• **WHAT YOU WILL DO**:
[1] From the passage on website team collaboration, print the section that begins at the words "The design team" and stops after "our State of the Website report.".
[2] According to the passage on website team collaboration, what share of the marketing leaders surveyed say their current website is both fragile and susceptible to breakage?

It seems obvious that in-house collaboration would improve outcomes and increase productivity, yet it remains one of the biggest hurdles web development teams face. We recently caught up with Jace Wade, Product Marketing Manager at Webflow, to hear his insights on how web teams can collaborate better.
Websites have more eyeballs and stakeholders than ever before
Websites are the front door to businesses. Potential customers may never interact with a human, and their sole interactions with a brand may happen digitally through your website. With increased eyeballs on the website, more teams within an organization have opinions and requests for website changes.
“Ten years ago, only a few folks worked on the website,” Jace says. “You’d have a web developer and a few content folks to update the copy and messaging. Nowadays, the website is the engine of your brand and more teams have a stake in the website’s success.”
On average, 67 people contribute to a website, according to our 2024 State of the Website report. And 77% of non-technical individuals say they need support to build custom experiences for their organization’s website.
The design team is responsible for the structure and build, content owns blog posts and messaging, and product marketing relies on landing pages to fuel the success of product releases. If you have a traditional way of building and updating your website, all of those teams submit requests to one or two people who make the updates. This results in a massive bottleneck.
“The ability to give all stakeholders and user types the ability to play their own part and fulfill their own requests on the website in a safe way is huge for speed to market,” Jace says.
The top two challenges for website collaboration: speed and safety
Many teams have projects waiting in a backlog for the website team to deploy. The first challenge that collaboration solves is slow speed to market for web projects: 48% of web projects aren’t completed on-time or on-budget, according to our State of the Website report.
The second challenge is building safely with quality control guardrails, so teams don’t break the website. Over half (55%) of the marketing leaders we surveyed say they think their current website is both fragile and susceptible to breakage.
Jace shares: “A lot of teams tell us that they want more people to help with the site, but they’re scared to invite them in because they think they’re going to break something.”
Step one of building websites collaboratively is setting the right roles and permissions. This will unblock team members to contribute and work efficiently.

• **GIVEN MATERIAL**:
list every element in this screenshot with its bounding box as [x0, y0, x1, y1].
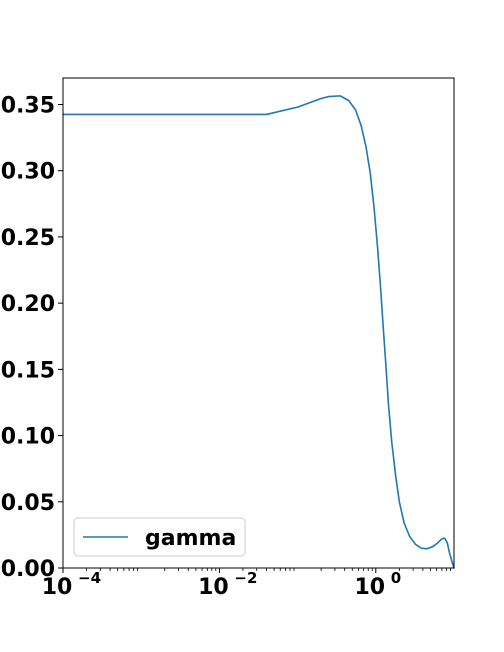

• **RESULTS**:
[1]
The design team is responsible for the structure and build, content owns blog posts and messaging, and product marketing relies on landing pages to fuel the success of product releases. If you have a traditional way of building and updating your website, all of those teams submit requests to one or two people who make the updates. This results in a massive bottleneck.
“The ability to give all stakeholders and user types the ability to play their own part and fulfill their own requests on the website in a safe way is huge for speed to market,” Jace says.
The top two challenges for website collaboration: speed and safety
Many teams have projects waiting in a backlog for the website team to deploy. The first challenge that collaboration solves is slow speed to market for web projects: 48% of web projects aren’t completed on-time or on-budget, according to our State of the Website report.

[2] Over half, 55%.